*Written instruction:*
Say how many lines include "发音准确", with no words around the number.

*Task input:*
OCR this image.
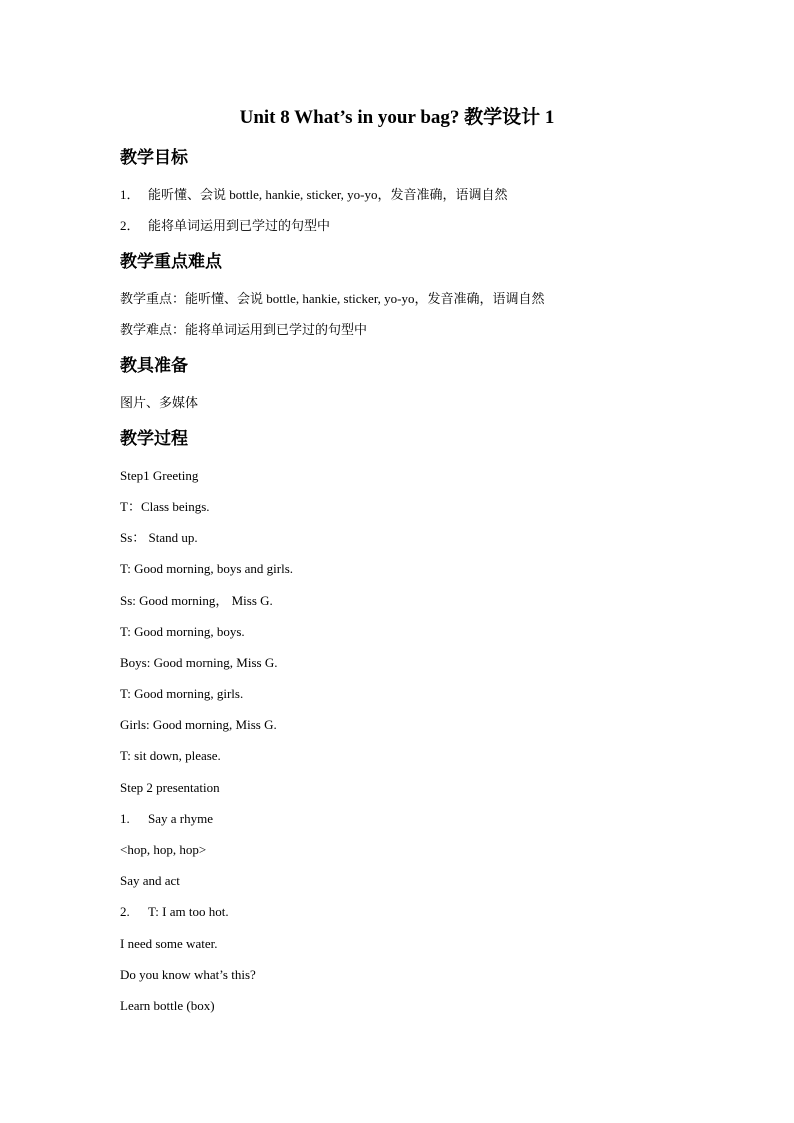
Unit 8 What’s in your bag? 教学设计 1
教学目标
1． 能听懂、会说 bottle, hankie, sticker, yo-yo，发音准确，语调自然
2． 能将单词运用到已学过的句型中
教学重点难点
教学重点：能听懂、会说 bottle, hankie, sticker, yo-yo，发音准确，语调自然
教学难点：能将单词运用到已学过的句型中
教具准备
图片、多媒体
教学过程
Step1 Greeting
T：Class beings.
Ss： Stand up.
T: Good morning, boys and girls.
Ss: Good morning， Miss G.
T: Good morning, boys.
Boys: Good morning, Miss G.
T: Good morning, girls.
Girls: Good morning, Miss G.
T: sit down, please.
Step 2 presentation
1. Say a rhyme
<hop, hop, hop>
Say and act
2. T: I am too hot.
I need some water.
Do you know what’s this?
Learn bottle (box)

*Answer:*
2